EXERCISE REQUIREMENTS:
Copy the data below without any changes, from the line that contains "x-tick-label: 0 xyxy=(102,585,108,596)" through the last line.

ITEMS:

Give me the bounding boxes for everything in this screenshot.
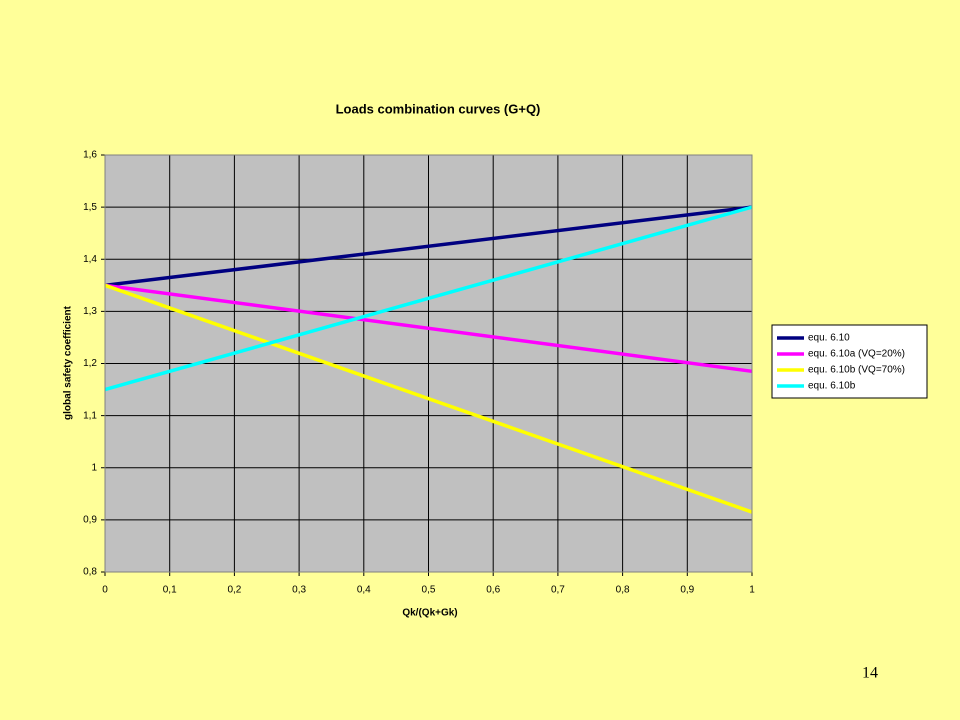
x-tick-label: 0 xyxy=(102,585,108,596)
x-tick-label: 1 xyxy=(749,585,755,596)
series-line xyxy=(104,205,753,392)
series-line xyxy=(104,283,753,514)
y-tick-label: 0,9 xyxy=(83,515,97,526)
x-axis-title: Qk/(Qk+Gk) xyxy=(402,608,457,619)
ticks: 0,8 0,9 1 1,1 1,2 1,3 1,4 1,5 1,6 0 0,1 0,2 0,3 0,4 0,… xyxy=(83,150,755,596)
legend-label: equ. 6.10b xyxy=(808,381,856,392)
x-tick-label: 0,5 xyxy=(422,585,436,596)
series-line xyxy=(104,205,753,288)
plot-border xyxy=(104,154,753,573)
x-tick-label: 0,1 xyxy=(163,585,177,596)
y-tick-label: 1,1 xyxy=(83,410,97,421)
y-tick-label: 1,4 xyxy=(83,254,97,265)
y-tick-label: 1 xyxy=(91,462,97,473)
y-tick-label: 1,3 xyxy=(83,306,97,317)
y-axis-title: global safety coefficient xyxy=(63,305,74,420)
legend-label: equ. 6.10b (VQ=70%) xyxy=(808,365,905,376)
y-tick-label: 1,6 xyxy=(83,150,97,161)
x-tick-label: 0,9 xyxy=(680,585,694,596)
legend-label: equ. 6.10 xyxy=(808,333,850,344)
chart-title: Loads combination curves (G+Q) xyxy=(336,101,541,116)
y-tick-label: 1,5 xyxy=(83,202,97,213)
x-tick-label: 0,2 xyxy=(227,585,241,596)
x-tick-label: 0,4 xyxy=(357,585,371,596)
y-tick-label: 1,2 xyxy=(83,358,97,369)
x-tick-label: 0,3 xyxy=(292,585,306,596)
legend: equ. 6.10 equ. 6.10a (VQ=20%) equ. 6.10b (… xyxy=(777,333,905,392)
y-tick-label: 0,8 xyxy=(83,567,97,578)
x-tick-label: 0,7 xyxy=(551,585,565,596)
page-number: 14 xyxy=(862,665,878,682)
x-tick-label: 0,6 xyxy=(486,585,500,596)
legend-label: equ. 6.10a (VQ=20%) xyxy=(808,349,905,360)
series-line xyxy=(104,283,753,374)
lines xyxy=(104,205,753,514)
x-tick-label: 0,8 xyxy=(616,585,630,596)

EXPECTED ANSWER:
x-tick-label: 0 xyxy=(102,585,108,596)
x-tick-label: 1 xyxy=(749,585,755,596)
series-line xyxy=(104,205,753,392)
series-line xyxy=(104,283,753,514)
y-tick-label: 0,9 xyxy=(83,515,97,526)
x-axis-title: Qk/(Qk+Gk) xyxy=(402,608,457,619)
ticks: 0,8 0,9 1 1,1 1,2 1,3 1,4 1,5 1,6 0 0,1 0,2 0,3 0,4 0,… xyxy=(83,150,755,596)
legend-label: equ. 6.10b xyxy=(808,381,856,392)
x-tick-label: 0,5 xyxy=(422,585,436,596)
series-line xyxy=(104,205,753,288)
plot-border xyxy=(104,154,753,573)
x-tick-label: 0,1 xyxy=(163,585,177,596)
y-tick-label: 1,1 xyxy=(83,410,97,421)
y-tick-label: 1,4 xyxy=(83,254,97,265)
y-tick-label: 1 xyxy=(91,462,97,473)
y-tick-label: 1,3 xyxy=(83,306,97,317)
y-axis-title: global safety coefficient xyxy=(63,305,74,420)
legend-label: equ. 6.10b (VQ=70%) xyxy=(808,365,905,376)
y-tick-label: 1,6 xyxy=(83,150,97,161)
x-tick-label: 0,9 xyxy=(680,585,694,596)
legend-label: equ. 6.10 xyxy=(808,333,850,344)
chart-title: Loads combination curves (G+Q) xyxy=(336,101,541,116)
y-tick-label: 1,5 xyxy=(83,202,97,213)
x-tick-label: 0,2 xyxy=(227,585,241,596)
x-tick-label: 0,4 xyxy=(357,585,371,596)
y-tick-label: 1,2 xyxy=(83,358,97,369)
x-tick-label: 0,3 xyxy=(292,585,306,596)
legend: equ. 6.10 equ. 6.10a (VQ=20%) equ. 6.10b (… xyxy=(777,333,905,392)
y-tick-label: 0,8 xyxy=(83,567,97,578)
x-tick-label: 0,7 xyxy=(551,585,565,596)
page-number: 14 xyxy=(862,665,878,682)
x-tick-label: 0,6 xyxy=(486,585,500,596)
legend-label: equ. 6.10a (VQ=20%) xyxy=(808,349,905,360)
series-line xyxy=(104,283,753,374)
lines xyxy=(104,205,753,514)
x-tick-label: 0,8 xyxy=(616,585,630,596)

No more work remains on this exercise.